What you should do. Write out the entries, please, from the line containing "What data populates" through their final line, exactly and with nothing else.

[A run of records]
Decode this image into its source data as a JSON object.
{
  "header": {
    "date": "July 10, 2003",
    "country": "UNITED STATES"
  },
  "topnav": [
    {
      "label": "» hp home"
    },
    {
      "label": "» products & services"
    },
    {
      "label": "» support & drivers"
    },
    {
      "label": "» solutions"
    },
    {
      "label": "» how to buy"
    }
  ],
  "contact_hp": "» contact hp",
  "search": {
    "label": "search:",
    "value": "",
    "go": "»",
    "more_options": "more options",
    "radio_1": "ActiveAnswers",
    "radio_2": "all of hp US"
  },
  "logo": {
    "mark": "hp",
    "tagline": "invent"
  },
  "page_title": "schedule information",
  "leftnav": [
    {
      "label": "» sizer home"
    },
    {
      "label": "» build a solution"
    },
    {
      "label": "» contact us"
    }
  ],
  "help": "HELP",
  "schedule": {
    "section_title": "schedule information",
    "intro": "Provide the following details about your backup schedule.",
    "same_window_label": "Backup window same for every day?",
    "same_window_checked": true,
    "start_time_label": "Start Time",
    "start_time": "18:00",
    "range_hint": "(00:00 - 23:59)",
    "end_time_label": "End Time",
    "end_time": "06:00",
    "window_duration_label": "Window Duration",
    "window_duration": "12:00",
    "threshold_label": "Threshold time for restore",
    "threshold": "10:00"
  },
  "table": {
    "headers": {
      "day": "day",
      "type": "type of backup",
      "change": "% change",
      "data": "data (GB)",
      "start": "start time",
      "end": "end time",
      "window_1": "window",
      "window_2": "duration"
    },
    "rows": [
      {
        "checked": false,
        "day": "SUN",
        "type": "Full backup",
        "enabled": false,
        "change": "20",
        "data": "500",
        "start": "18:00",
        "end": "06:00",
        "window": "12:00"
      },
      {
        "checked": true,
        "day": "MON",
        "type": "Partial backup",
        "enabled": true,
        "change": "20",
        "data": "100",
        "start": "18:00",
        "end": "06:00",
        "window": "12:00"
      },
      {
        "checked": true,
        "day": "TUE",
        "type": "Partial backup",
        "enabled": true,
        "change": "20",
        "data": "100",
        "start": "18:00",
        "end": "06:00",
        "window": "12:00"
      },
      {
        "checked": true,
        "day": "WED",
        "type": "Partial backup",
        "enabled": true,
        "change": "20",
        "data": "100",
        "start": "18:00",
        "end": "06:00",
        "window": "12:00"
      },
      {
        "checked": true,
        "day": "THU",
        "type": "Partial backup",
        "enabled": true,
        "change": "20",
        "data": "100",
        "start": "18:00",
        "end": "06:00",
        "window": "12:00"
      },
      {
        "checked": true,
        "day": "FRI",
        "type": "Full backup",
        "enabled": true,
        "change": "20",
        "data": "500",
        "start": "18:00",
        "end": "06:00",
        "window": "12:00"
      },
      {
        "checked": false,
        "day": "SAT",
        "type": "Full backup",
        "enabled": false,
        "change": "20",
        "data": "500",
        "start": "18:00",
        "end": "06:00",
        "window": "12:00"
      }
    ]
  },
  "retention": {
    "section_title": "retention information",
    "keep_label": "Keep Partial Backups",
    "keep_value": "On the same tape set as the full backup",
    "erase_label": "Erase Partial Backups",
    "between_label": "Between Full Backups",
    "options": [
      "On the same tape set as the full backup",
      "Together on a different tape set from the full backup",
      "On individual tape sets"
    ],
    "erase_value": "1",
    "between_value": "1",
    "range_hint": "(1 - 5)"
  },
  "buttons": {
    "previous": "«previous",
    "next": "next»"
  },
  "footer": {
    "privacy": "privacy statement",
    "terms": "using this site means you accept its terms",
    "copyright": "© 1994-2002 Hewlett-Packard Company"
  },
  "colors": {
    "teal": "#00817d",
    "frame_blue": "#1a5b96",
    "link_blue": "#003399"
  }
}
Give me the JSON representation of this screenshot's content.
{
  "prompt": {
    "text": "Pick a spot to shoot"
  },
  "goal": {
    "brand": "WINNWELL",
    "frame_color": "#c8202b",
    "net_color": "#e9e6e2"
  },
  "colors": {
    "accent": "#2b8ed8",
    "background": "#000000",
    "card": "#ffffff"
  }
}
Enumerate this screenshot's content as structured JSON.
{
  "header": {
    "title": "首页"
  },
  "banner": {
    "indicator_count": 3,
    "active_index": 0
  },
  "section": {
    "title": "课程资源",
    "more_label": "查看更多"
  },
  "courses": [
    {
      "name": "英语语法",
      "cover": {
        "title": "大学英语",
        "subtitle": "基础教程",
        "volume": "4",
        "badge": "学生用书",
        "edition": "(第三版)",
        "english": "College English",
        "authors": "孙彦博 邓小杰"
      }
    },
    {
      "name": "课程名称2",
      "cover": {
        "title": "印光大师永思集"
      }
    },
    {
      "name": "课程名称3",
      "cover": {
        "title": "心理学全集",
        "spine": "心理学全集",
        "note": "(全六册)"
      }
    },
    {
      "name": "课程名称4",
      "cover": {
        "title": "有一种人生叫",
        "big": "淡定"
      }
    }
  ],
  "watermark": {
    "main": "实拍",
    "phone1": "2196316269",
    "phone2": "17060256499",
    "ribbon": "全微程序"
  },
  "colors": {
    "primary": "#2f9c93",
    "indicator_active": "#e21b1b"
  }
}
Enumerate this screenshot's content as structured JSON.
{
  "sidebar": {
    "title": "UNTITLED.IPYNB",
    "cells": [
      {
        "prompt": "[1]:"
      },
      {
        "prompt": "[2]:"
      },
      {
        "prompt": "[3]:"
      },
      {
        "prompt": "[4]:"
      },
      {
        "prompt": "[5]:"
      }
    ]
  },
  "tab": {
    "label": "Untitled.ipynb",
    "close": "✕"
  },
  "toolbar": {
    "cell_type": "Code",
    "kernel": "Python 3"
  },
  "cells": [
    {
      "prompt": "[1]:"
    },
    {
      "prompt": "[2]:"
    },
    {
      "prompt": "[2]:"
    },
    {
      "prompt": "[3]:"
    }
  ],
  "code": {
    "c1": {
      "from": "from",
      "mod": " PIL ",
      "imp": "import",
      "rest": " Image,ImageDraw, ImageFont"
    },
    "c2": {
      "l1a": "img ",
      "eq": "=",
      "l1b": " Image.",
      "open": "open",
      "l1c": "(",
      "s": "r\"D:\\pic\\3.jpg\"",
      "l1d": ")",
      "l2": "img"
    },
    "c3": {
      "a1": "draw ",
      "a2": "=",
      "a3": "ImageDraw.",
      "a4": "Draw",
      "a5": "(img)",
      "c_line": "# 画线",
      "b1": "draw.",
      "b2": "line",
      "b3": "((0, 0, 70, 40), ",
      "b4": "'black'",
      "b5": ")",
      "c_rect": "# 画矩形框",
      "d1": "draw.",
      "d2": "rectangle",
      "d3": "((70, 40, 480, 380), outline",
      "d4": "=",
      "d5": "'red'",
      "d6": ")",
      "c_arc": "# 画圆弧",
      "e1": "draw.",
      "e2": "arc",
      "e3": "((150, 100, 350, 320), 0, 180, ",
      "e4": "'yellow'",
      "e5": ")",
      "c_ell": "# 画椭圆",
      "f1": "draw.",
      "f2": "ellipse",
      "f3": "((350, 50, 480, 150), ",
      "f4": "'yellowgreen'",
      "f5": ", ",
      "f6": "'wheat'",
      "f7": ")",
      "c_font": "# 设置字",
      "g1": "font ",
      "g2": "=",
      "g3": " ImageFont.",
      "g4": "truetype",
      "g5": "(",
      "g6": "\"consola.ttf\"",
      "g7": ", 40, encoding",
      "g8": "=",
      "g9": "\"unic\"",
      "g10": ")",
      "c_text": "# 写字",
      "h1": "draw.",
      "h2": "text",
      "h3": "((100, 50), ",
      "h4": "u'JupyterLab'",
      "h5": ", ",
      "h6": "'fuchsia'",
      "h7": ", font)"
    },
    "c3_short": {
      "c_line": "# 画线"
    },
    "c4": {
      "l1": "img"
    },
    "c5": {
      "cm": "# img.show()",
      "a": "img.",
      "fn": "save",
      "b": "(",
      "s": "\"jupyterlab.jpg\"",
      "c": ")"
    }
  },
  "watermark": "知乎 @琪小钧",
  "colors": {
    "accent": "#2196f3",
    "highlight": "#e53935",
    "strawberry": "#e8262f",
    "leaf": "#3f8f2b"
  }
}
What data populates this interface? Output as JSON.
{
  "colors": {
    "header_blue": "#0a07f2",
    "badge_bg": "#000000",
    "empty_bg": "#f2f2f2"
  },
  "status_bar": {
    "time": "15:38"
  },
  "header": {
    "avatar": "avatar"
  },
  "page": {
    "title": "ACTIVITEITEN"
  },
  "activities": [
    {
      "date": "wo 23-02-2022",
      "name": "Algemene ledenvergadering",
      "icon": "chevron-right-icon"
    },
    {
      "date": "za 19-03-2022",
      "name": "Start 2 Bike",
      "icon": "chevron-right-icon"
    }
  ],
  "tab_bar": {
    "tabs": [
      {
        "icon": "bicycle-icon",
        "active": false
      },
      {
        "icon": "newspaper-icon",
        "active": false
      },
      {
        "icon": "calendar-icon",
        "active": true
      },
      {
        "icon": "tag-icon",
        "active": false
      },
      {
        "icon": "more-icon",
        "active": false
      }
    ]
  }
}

Result.
What data populates this interface? Output as JSON.
{
  "colors": {
    "header_blue": "#0a07f2",
    "badge_bg": "#000000",
    "empty_bg": "#f2f2f2"
  },
  "status_bar": {
    "time": "15:38"
  },
  "header": {
    "avatar": "avatar"
  },
  "page": {
    "title": "ACTIVITEITEN"
  },
  "activities": [
    {
      "date": "wo 23-02-2022",
      "name": "Algemene ledenvergadering",
      "icon": "chevron-right-icon"
    },
    {
      "date": "za 19-03-2022",
      "name": "Start 2 Bike",
      "icon": "chevron-right-icon"
    }
  ],
  "tab_bar": {
    "tabs": [
      {
        "icon": "bicycle-icon",
        "active": false
      },
      {
        "icon": "newspaper-icon",
        "active": false
      },
      {
        "icon": "calendar-icon",
        "active": true
      },
      {
        "icon": "tag-icon",
        "active": false
      },
      {
        "icon": "more-icon",
        "active": false
      }
    ]
  }
}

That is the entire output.